## What is required
Filter the entries that follow, copying every line in which the word "شيبة" appears.

Raw records
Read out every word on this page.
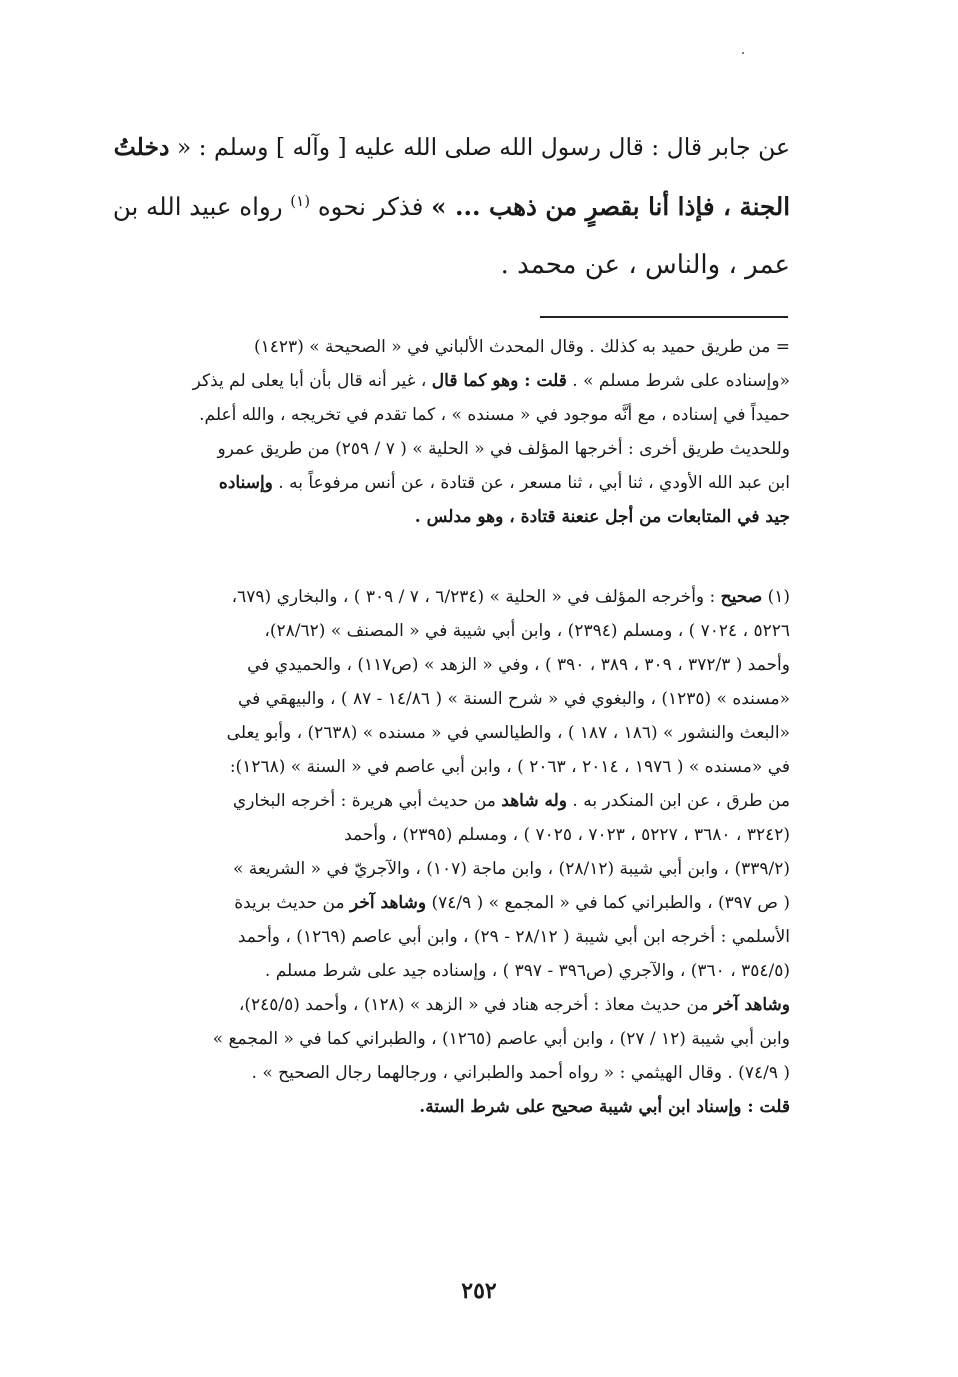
عن جابر قال : قال رسول الله صلى الله عليه [ وآله ] وسلم : « دخلتُ
الجنة ، فإذا أنا بقصرٍ من ذهب ... » فذكر نحوه $^{(١)}$ رواه عبيد الله بن
عمر ، والناس ، عن محمد .
= من طريق حميد به كذلك . وقال المحدث الألباني في « الصحيحة » (١٤٢٣)
«وإسناده على شرط مسلم » . قلت : وهو كما قال ، غير أنه قال بأن أبا يعلى لم يذكر
حميداً في إسناده ، مع أنَّه موجود في « مسنده » ، كما تقدم في تخريجه ، والله أعلم.
وللحديث طريق أخرى : أخرجها المؤلف في « الحلية » ( ٧ / ٢٥٩) من طريق عمرو
ابن عبد الله الأودي ، ثنا أبي ، ثنا مسعر ، عن قتادة ، عن أنس مرفوعاً به . وإسناده
جيد في المتابعات من أجل عنعنة قتادة ، وهو مدلس .
(١) صحيح : وأخرجه المؤلف في « الحلية » (٦/٢٣٤ ، ٧ / ٣٠٩ ) ، والبخاري (٦٧٩،
٥٢٢٦ ، ٧٠٢٤ ) ، ومسلم (٢٣٩٤) ، وابن أبي شيبة في « المصنف » (٢٨/٦٢)،
وأحمد ( ٣٧٢/٣ ، ٣٠٩ ، ٣٨٩ ، ٣٩٠ ) ، وفي « الزهد » (ص١١٧) ، والحميدي في
«مسنده » (١٢٣٥) ، والبغوي في « شرح السنة » ( ١٤/٨٦ - ٨٧ ) ، والبيهقي في
«البعث والنشور » (١٨٦ ، ١٨٧ ) ، والطيالسي في « مسنده » (٢٦٣٨) ، وأبو يعلى
في «مسنده » ( ١٩٧٦ ، ٢٠١٤ ، ٢٠٦٣ ) ، وابن أبي عاصم في « السنة » (١٢٦٨):
من طرق ، عن ابن المنكدر به . وله شاهد من حديث أبي هريرة : أخرجه البخاري
(٣٢٤٢ ، ٣٦٨٠ ، ٥٢٢٧ ، ٧٠٢٣ ، ٧٠٢٥ ) ، ومسلم (٢٣٩٥) ، وأحمد
(٣٣٩/٢) ، وابن أبي شيبة (٢٨/١٢) ، وابن ماجة (١٠٧) ، والآجريّ في « الشريعة »
( ص ٣٩٧) ، والطبراني كما في « المجمع » ( ٧٤/٩) وشاهد آخر من حديث بريدة
الأسلمي : أخرجه ابن أبي شيبة ( ٢٨/١٢ - ٢٩) ، وابن أبي عاصم (١٢٦٩) ، وأحمد
(٣٥٤/٥ ، ٣٦٠) ، والآجري (ص٣٩٦ - ٣٩٧ ) ، وإسناده جيد على شرط مسلم .
وشاهد آخر من حديث معاذ : أخرجه هناد في « الزهد » (١٢٨) ، وأحمد (٢٤٥/٥)،
وابن أبي شيبة (١٢ / ٢٧) ، وابن أبي عاصم (١٢٦٥) ، والطبراني كما في « المجمع »
( ٧٤/٩) . وقال الهيثمي : « رواه أحمد والطبراني ، ورجالهما رجال الصحيح » .
قلت : وإسناد ابن أبي شيبة صحيح على شرط الستة.
٢٥٢
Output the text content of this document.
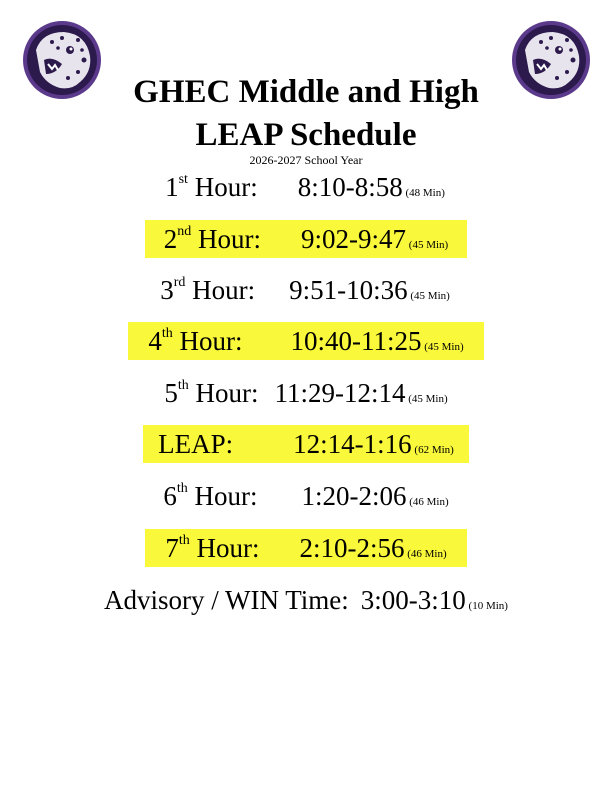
GHEC Middle and High
LEAP Schedule
2026-2027 School Year
1st Hour: 8:10-8:58 (48 Min)
2nd Hour: 9:02-9:47 (45 Min)
3rd Hour: 9:51-10:36 (45 Min)
4th Hour: 10:40-11:25 (45 Min)
5th Hour: 11:29-12:14 (45 Min)
LEAP: 12:14-1:16 (62 Min)
6th Hour: 1:20-2:06 (46 Min)
7th Hour: 2:10-2:56 (46 Min)
Advisory / WIN Time: 3:00-3:10 (10 Min)
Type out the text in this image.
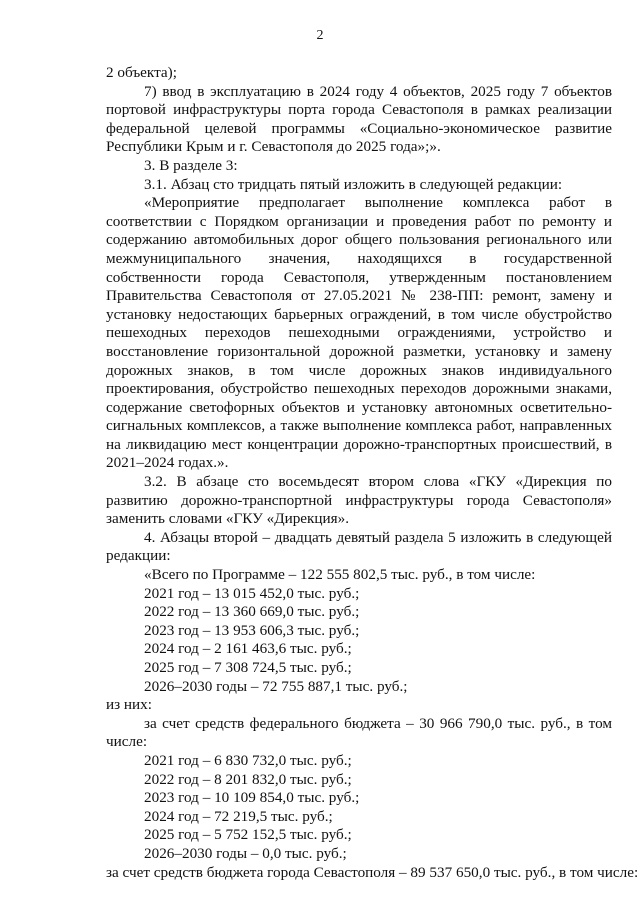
2

2 объекта);

7) ввод в эксплуатацию в 2024 году 4 объектов, 2025 году 7 объектов портовой инфраструктуры порта города Севастополя в рамках реализации федеральной целевой программы «Социально-экономическое развитие Республики Крым и г. Севастополя до 2025 года»;».

3. В разделе 3:

3.1. Абзац сто тридцать пятый изложить в следующей редакции:

«Мероприятие предполагает выполнение комплекса работ в соответствии с Порядком организации и проведения работ по ремонту и содержанию автомобильных дорог общего пользования регионального или межмуниципального значения, находящихся в государственной собственности города Севастополя, утвержденным постановлением Правительства Севастополя от 27.05.2021 № 238-ПП: ремонт, замену и установку недостающих барьерных ограждений, в том числе обустройство пешеходных переходов пешеходными ограждениями, устройство и восстановление горизонтальной дорожной разметки, установку и замену дорожных знаков, в том числе дорожных знаков индивидуального проектирования, обустройство пешеходных переходов дорожными знаками, содержание светофорных объектов и установку автономных осветительно-сигнальных комплексов, а также выполнение комплекса работ, направленных на ликвидацию мест концентрации дорожно-транспортных происшествий, в 2021–2024 годах.».

3.2. В абзаце сто восемьдесят втором слова «ГКУ «Дирекция по развитию дорожно-транспортной инфраструктуры города Севастополя» заменить словами «ГКУ «Дирекция».

4. Абзацы второй – двадцать девятый раздела 5 изложить в следующей редакции:

«Всего по Программе – 122 555 802,5 тыс. руб., в том числе:
2021 год – 13 015 452,0 тыс. руб.;
2022 год – 13 360 669,0 тыс. руб.;
2023 год – 13 953 606,3 тыс. руб.;
2024 год – 2 161 463,6 тыс. руб.;
2025 год – 7 308 724,5 тыс. руб.;
2026–2030 годы – 72 755 887,1 тыс. руб.;
из них:

за счет средств федерального бюджета – 30 966 790,0 тыс. руб., в том числе:

2021 год – 6 830 732,0 тыс. руб.;
2022 год – 8 201 832,0 тыс. руб.;
2023 год – 10 109 854,0 тыс. руб.;
2024 год – 72 219,5 тыс. руб.;
2025 год – 5 752 152,5 тыс. руб.;
2026–2030 годы – 0,0 тыс. руб.;
за счет средств бюджета города Севастополя – 89 537 650,0 тыс. руб., в том числе:
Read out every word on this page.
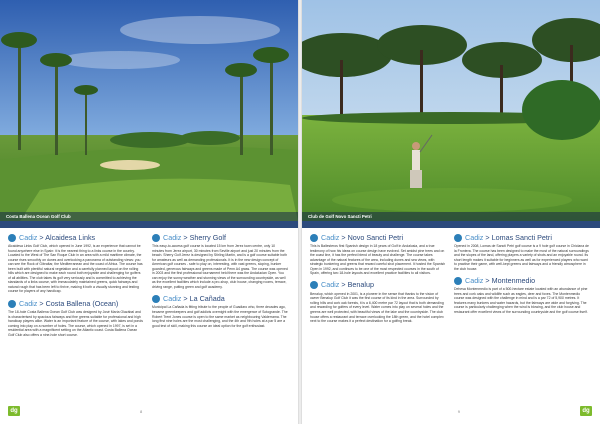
Costa Ballena Ocean Golf Club
Cadiz > Alcaidesa Links
Alcaidesa Links Golf Club, which opened in June 1992, is an experience that cannot be found anywhere else in Spain: it is the nearest thing to a links course in the country. Located to the West of The San Roque Club in an area with a mild maritime climate, the course rises smoothly on dunes and overlooking a panorama of outstanding views: you can see the Rock of Gibraltar, the Mediterranean and the coast of Africa. The course has been built with plentiful natural vegetation and a carefully planned layout on the rolling hills which are designed to make each round both enjoyable and challenging for golfers of all abilities. The club takes its golf very seriously and is committed to achieving the standards of a links course, with immaculately maintained greens, quick fairways and natural rough that has been left to thrive, making it both a visually stunning and testing course for players of any handicap.
Cadiz > Costa Ballena (Ocean)
The 18-hole Costa Ballena Ocean Golf Club was designed by José María Olazábal and is characterised by spacious fairways and fine greens suitable for professional and high handicap players alike. Water is an important feature of the course, with lakes and ponds coming into play on a number of holes. The course, which opened in 1997, is set in a residential area with a magnificent setting on the Atlantic coast. Costa Ballena Ocean Golf Club also offers a nine-hole short course.
Cadiz > Sherry Golf
This easy-to-access golf course is located 15 km from Jerez town centre, only 10 minutes from Jerez airport, 30 minutes from Seville airport and just 20 minutes from the beach. Sherry Golf Jerez is designed by Stirling Martin, and is a golf course suitable both for amateurs as well as demanding professionals. It is in the new design concept of American golf courses - safe to play on, interesting, with vast greens, sloping, bunker guarded, generous fairways and greens made of Penn A4 grass. The course was opened in 2003 and the first professional tournament held there was the Andalucian Open. You can enjoy the sunny weather and stunning views of the surrounding countryside, as well as the excellent facilities which include a pro-shop, club house, changing rooms, terrace, driving range, putting green and golf academy.
Cadiz > La Cañada
Municipal La Cañada is fitting tribute to the people of Guadiaro who, three decades ago, became greenkeepers and golf addicts overnight with the emergence of Sotogrande. The Robert Trent Jones course is open to the same market as neighbouring Valderrama. The long first nine holes are the most challenging, and the 4th and 9th holes at a par 5 are a good test of skill, making this course an ideal option for the golf enthusiast.
dg	8
Club de Golf Novo Sancti Petri
Cadiz > Novo Sancti Petri
This is Ballesteros first Spanish design in 18 years of Golf in Andalusia, and a true testimony of how his ideas on course design have evolved. Set amidst pine trees and on the coast line, it has the perfect blend of beauty and challenge. The course takes advantage of the natural features of the area, including dunes and sea views, with strategic bunkering and greens that reward careful shot placement. It hosted the Spanish Open in 1992, and continues to be one of the most respected courses in the south of Spain, offering two 18-hole layouts and excellent practice facilities to all visitors.
Cadiz > Benalup
Benalup, which opened in 2001, is a pioneer in the sense that thanks to the vision of owner Benalup Golf Club it was the first course of its kind in the area. Surrounded by rolling hills and cork oak forests, it is a 6,400 metre par 72 layout that is both demanding and rewarding for golfers of every level. Water comes into play on several holes and the greens are well protected, with beautiful views of the lake and the countryside. The club house offers a restaurant and terrace overlooking the 18th green, and the hotel complex next to the course makes it a perfect destination for a golfing break.
Cadiz > Lomas Sancti Petri
Opened in 2008, Lomas de Sancti Petri golf course is a 9 hole golf course in Chiclana de la Frontera. The course has been designed to make the most of the natural surroundings and the slopes of the land, offering players a variety of shots and an enjoyable round. Its short length makes it suitable for beginners as well as for experienced players who want to practise their game, with well-kept greens and fairways and a friendly atmosphere in the club house.
Cadiz > Montenmedio
Dehesa Montenmedio is part of a 500-hectare estate located with an abundance of pine trees and cork oaks and wildlife such as eagles, deer and foxes. The Montenmedio course was designed with the challenge in mind and is a par 72 of 5,900 metres. It features many bunkers and water hazards, but the fairways are wide and forgiving. The course is particularly challenging when the wind is blowing, and the club house and restaurant offer excellent views of the surrounding countryside and the golf course itself.
dg
9
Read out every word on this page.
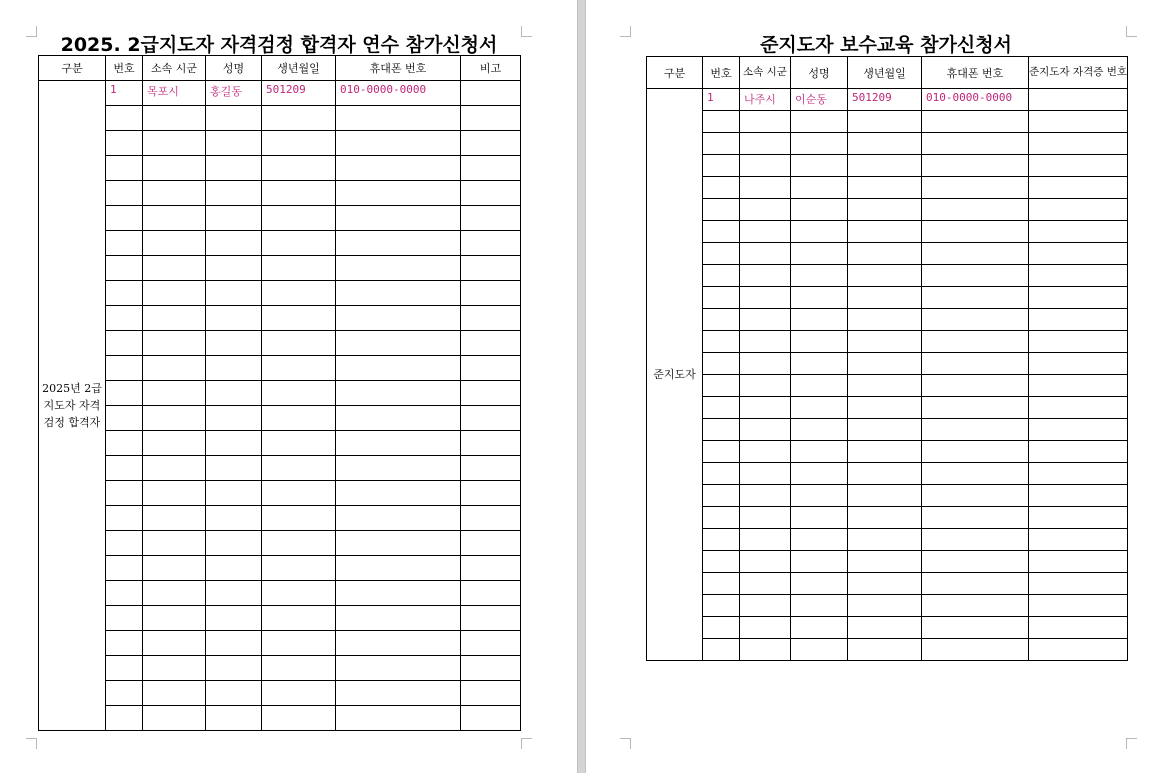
2025. 2급지도자 자격검정 합격자 연수 참가신청서	준지도자 보수교육 참가신청서
구분	번호	소속 시군	성명	생년월일	휴대폰 번호	비고
2025년 2급지도자 자격검정 합격자	1	목포시	홍길동	501209	010-0000-0000	

구분	번호	소속 시군	성명	생년월일	휴대폰 번호	준지도자 자격증 번호
준지도자	1	나주시	이순동	501209	010-0000-0000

## Solved problem
٥٢٢٦ ، ٧٠٢٤ ) ، ومسلم (٢٣٩٤) ، وابن أبي شيبة في « المصنف » (٢٨/٦٢)،
(٣٣٩/٢) ، وابن أبي شيبة (٢٨/١٢) ، وابن ماجة (١٠٧) ، والآجريّ في « الشريعة »
الأسلمي : أخرجه ابن أبي شيبة ( ٢٨/١٢ - ٢٩) ، وابن أبي عاصم (١٢٦٩) ، وأحمد
وابن أبي شيبة (١٢ / ٢٧) ، وابن أبي عاصم (١٢٦٥) ، والطبراني كما في « المجمع »
قلت : وإسناد ابن أبي شيبة صحيح على شرط الستة.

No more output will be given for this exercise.